> [Exercise goal]: Reproduce the full listing that appears beneath this instruction exactly.
────
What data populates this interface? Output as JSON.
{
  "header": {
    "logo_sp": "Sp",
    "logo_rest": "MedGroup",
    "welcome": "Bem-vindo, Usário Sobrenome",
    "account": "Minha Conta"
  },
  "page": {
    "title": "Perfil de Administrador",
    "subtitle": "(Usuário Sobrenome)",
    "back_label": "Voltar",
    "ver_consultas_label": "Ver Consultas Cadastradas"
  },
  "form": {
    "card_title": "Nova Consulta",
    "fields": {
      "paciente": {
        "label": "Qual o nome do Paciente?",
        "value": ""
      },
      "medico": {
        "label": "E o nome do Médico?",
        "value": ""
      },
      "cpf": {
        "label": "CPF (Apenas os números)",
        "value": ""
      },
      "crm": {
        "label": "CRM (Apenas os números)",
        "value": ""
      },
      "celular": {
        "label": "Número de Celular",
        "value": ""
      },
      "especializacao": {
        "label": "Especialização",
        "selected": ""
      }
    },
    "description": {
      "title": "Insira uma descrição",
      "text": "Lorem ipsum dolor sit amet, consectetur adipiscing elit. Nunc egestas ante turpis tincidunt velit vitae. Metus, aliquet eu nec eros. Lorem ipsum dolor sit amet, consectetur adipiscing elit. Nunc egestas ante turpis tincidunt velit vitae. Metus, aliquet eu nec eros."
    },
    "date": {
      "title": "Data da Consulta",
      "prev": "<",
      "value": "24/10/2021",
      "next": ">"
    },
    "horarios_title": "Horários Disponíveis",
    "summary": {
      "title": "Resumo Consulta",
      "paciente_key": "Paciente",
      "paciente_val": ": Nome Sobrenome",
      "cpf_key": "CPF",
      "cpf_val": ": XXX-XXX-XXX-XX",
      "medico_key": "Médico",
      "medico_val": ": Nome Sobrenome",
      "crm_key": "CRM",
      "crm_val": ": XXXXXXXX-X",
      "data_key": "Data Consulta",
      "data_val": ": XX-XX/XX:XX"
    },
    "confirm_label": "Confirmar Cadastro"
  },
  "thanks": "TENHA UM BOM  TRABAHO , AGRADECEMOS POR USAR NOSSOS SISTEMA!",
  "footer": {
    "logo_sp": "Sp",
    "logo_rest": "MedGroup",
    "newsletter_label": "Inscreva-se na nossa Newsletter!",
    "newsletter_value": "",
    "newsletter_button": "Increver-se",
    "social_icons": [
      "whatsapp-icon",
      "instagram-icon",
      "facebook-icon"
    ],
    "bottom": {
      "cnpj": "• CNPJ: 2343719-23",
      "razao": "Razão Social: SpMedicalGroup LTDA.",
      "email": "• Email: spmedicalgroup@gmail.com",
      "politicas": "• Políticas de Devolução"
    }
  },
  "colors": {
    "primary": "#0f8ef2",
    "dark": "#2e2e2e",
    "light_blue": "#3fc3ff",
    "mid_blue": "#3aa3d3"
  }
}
────
> [Full response]:
What data populates this interface? Output as JSON.
{
  "header": {
    "logo_sp": "Sp",
    "logo_rest": "MedGroup",
    "welcome": "Bem-vindo, Usário Sobrenome",
    "account": "Minha Conta"
  },
  "page": {
    "title": "Perfil de Administrador",
    "subtitle": "(Usuário Sobrenome)",
    "back_label": "Voltar",
    "ver_consultas_label": "Ver Consultas Cadastradas"
  },
  "form": {
    "card_title": "Nova Consulta",
    "fields": {
      "paciente": {
        "label": "Qual o nome do Paciente?",
        "value": ""
      },
      "medico": {
        "label": "E o nome do Médico?",
        "value": ""
      },
      "cpf": {
        "label": "CPF (Apenas os números)",
        "value": ""
      },
      "crm": {
        "label": "CRM (Apenas os números)",
        "value": ""
      },
      "celular": {
        "label": "Número de Celular",
        "value": ""
      },
      "especializacao": {
        "label": "Especialização",
        "selected": ""
      }
    },
    "description": {
      "title": "Insira uma descrição",
      "text": "Lorem ipsum dolor sit amet, consectetur adipiscing elit. Nunc egestas ante turpis tincidunt velit vitae. Metus, aliquet eu nec eros. Lorem ipsum dolor sit amet, consectetur adipiscing elit. Nunc egestas ante turpis tincidunt velit vitae. Metus, aliquet eu nec eros."
    },
    "date": {
      "title": "Data da Consulta",
      "prev": "<",
      "value": "24/10/2021",
      "next": ">"
    },
    "horarios_title": "Horários Disponíveis",
    "summary": {
      "title": "Resumo Consulta",
      "paciente_key": "Paciente",
      "paciente_val": ": Nome Sobrenome",
      "cpf_key": "CPF",
      "cpf_val": ": XXX-XXX-XXX-XX",
      "medico_key": "Médico",
      "medico_val": ": Nome Sobrenome",
      "crm_key": "CRM",
      "crm_val": ": XXXXXXXX-X",
      "data_key": "Data Consulta",
      "data_val": ": XX-XX/XX:XX"
    },
    "confirm_label": "Confirmar Cadastro"
  },
  "thanks": "TENHA UM BOM  TRABAHO , AGRADECEMOS POR USAR NOSSOS SISTEMA!",
  "footer": {
    "logo_sp": "Sp",
    "logo_rest": "MedGroup",
    "newsletter_label": "Inscreva-se na nossa Newsletter!",
    "newsletter_value": "",
    "newsletter_button": "Increver-se",
    "social_icons": [
      "whatsapp-icon",
      "instagram-icon",
      "facebook-icon"
    ],
    "bottom": {
      "cnpj": "• CNPJ: 2343719-23",
      "razao": "Razão Social: SpMedicalGroup LTDA.",
      "email": "• Email: spmedicalgroup@gmail.com",
      "politicas": "• Políticas de Devolução"
    }
  },
  "colors": {
    "primary": "#0f8ef2",
    "dark": "#2e2e2e",
    "light_blue": "#3fc3ff",
    "mid_blue": "#3aa3d3"
  }
}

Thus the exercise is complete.